--- start EXCERPTED DATA ---

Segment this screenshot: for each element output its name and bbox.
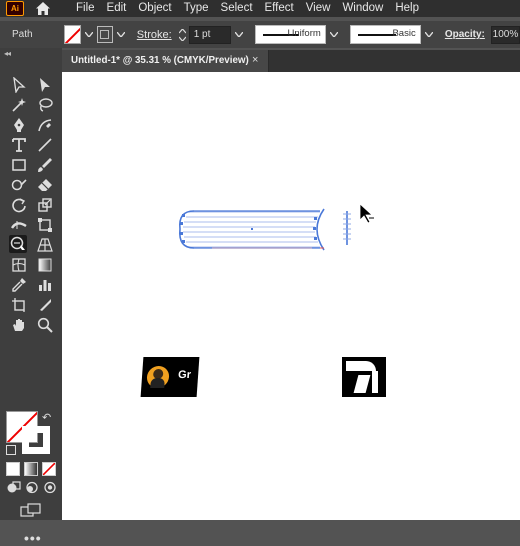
main-menu: File Edit Object Type Select Effect View…: [71, 0, 426, 17]
chevron-down-icon[interactable]: [116, 30, 125, 39]
eyedropper-tool-icon[interactable]: [10, 276, 28, 294]
lasso-tool-icon[interactable]: [36, 96, 54, 114]
menu-file[interactable]: File: [71, 0, 102, 17]
shape-builder-tool-icon[interactable]: [9, 235, 27, 253]
selection-type-label: Path: [12, 29, 33, 40]
screen-mode-icon[interactable]: [20, 503, 42, 517]
stroke-swatch[interactable]: [22, 426, 50, 454]
rectangle-tool-icon[interactable]: [10, 156, 28, 174]
zoom-tool-icon[interactable]: [36, 316, 54, 334]
graph-tool-icon[interactable]: [36, 276, 54, 294]
scale-tool-icon[interactable]: [36, 196, 54, 214]
slice-tool-icon[interactable]: [36, 296, 54, 314]
artwork: [178, 203, 374, 251]
free-transform-tool-icon[interactable]: [36, 216, 54, 234]
channel-thumbnail-image: Gr: [140, 357, 200, 397]
close-icon[interactable]: ×: [252, 54, 258, 66]
stroke-color-swatch[interactable]: [97, 26, 113, 43]
gradient-mode-button[interactable]: [24, 462, 38, 476]
draw-behind-icon[interactable]: [25, 481, 39, 494]
profile-label: Uniform: [287, 28, 321, 39]
collapse-panel-icon[interactable]: ◂◂: [4, 49, 11, 58]
opacity-field[interactable]: 100%: [490, 25, 520, 44]
hand-tool-icon[interactable]: [10, 316, 28, 334]
shaper-tool-icon[interactable]: [10, 176, 28, 194]
default-fill-stroke-icon[interactable]: [6, 445, 16, 455]
logo-thumbnail-image: [342, 357, 386, 397]
fill-color-swatch[interactable]: [63, 25, 81, 44]
line-segment-tool-icon[interactable]: [36, 136, 54, 154]
selected-path-group[interactable]: [178, 208, 351, 251]
magic-wand-icon[interactable]: [10, 96, 28, 114]
gradient-tool-icon[interactable]: [36, 256, 54, 274]
paintbrush-tool-icon[interactable]: [36, 156, 54, 174]
menu-effect[interactable]: Effect: [260, 0, 301, 17]
menu-edit[interactable]: Edit: [102, 0, 134, 17]
document-tab[interactable]: Untitled-1* @ 35.31 % (CMYK/Preview) ×: [62, 50, 269, 72]
artboard-tool-icon[interactable]: [10, 296, 28, 314]
curvature-tool-icon[interactable]: [36, 116, 54, 134]
stroke-label[interactable]: Stroke:: [137, 29, 172, 41]
document-tab-bar: Untitled-1* @ 35.31 % (CMYK/Preview) ×: [62, 50, 520, 72]
menu-help[interactable]: Help: [390, 0, 426, 17]
illustrator-logo: Ai: [6, 1, 24, 16]
chevron-down-icon[interactable]: [85, 30, 93, 39]
menu-select[interactable]: Select: [216, 0, 260, 17]
brush-definition[interactable]: Basic: [349, 25, 421, 44]
opacity-label[interactable]: Opacity:: [445, 29, 485, 40]
stroke-weight-stepper[interactable]: [178, 27, 187, 43]
home-icon[interactable]: [35, 2, 51, 16]
type-tool-icon[interactable]: [10, 136, 28, 154]
brush-label: Basic: [392, 28, 416, 39]
menu-window[interactable]: Window: [337, 0, 390, 17]
eraser-tool-icon[interactable]: [36, 176, 54, 194]
tools-panel: ◂◂ ↶ •••: [0, 48, 62, 546]
direct-selection-tool-icon[interactable]: [36, 76, 54, 94]
menu-object[interactable]: Object: [133, 0, 178, 17]
selection-tool-icon[interactable]: [10, 76, 28, 94]
swap-fill-stroke-icon[interactable]: ↶: [42, 411, 51, 424]
thumbnail-text: Gr: [177, 369, 192, 381]
pen-tool-icon[interactable]: [10, 116, 28, 134]
mouse-cursor-icon: [359, 203, 374, 224]
stroke-weight-field[interactable]: 1 pt: [188, 25, 231, 44]
mesh-tool-icon[interactable]: [10, 256, 28, 274]
chevron-down-icon[interactable]: [234, 30, 243, 39]
menu-view[interactable]: View: [301, 0, 338, 17]
perspective-grid-tool-icon[interactable]: [36, 236, 54, 254]
rotate-tool-icon[interactable]: [10, 196, 28, 214]
width-tool-icon[interactable]: [10, 216, 28, 234]
draw-normal-icon[interactable]: [7, 481, 21, 494]
control-bar: Path Stroke: 1 pt Uniform Basic Opacity:…: [0, 21, 520, 48]
menu-type[interactable]: Type: [179, 0, 216, 17]
none-mode-button[interactable]: [42, 462, 56, 476]
variable-width-profile[interactable]: Uniform: [255, 25, 326, 44]
chevron-down-icon[interactable]: [424, 30, 433, 39]
draw-inside-icon[interactable]: [43, 481, 57, 494]
artboard-canvas[interactable]: Gr: [62, 72, 520, 520]
chevron-down-icon[interactable]: [329, 30, 338, 39]
color-mode-button[interactable]: [6, 462, 20, 476]
menu-bar: Ai File Edit Object Type Select Effect V…: [0, 0, 520, 17]
document-title: Untitled-1* @ 35.31 % (CMYK/Preview): [71, 55, 249, 66]
more-tools-icon[interactable]: •••: [24, 530, 42, 546]
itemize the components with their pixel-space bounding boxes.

--- end EXCERPTED DATA ---

AIM OF THE EXERCISE> Rewrite the lines from the one containing "main-menu: File Edit" through the one containing "lasso-tool-icon[interactable]: [36, 96, 54, 114]", replacing "interactable" with "selectable" and leaving everything else unchanged; return only those lines.

ANSWER TO THE TASK>
main-menu: File Edit Object Type Select Effect View…: [71, 0, 426, 17]
chevron-down-icon[selectable]: [116, 30, 125, 39]
eyedropper-tool-icon[selectable]: [10, 276, 28, 294]
lasso-tool-icon[selectable]: [36, 96, 54, 114]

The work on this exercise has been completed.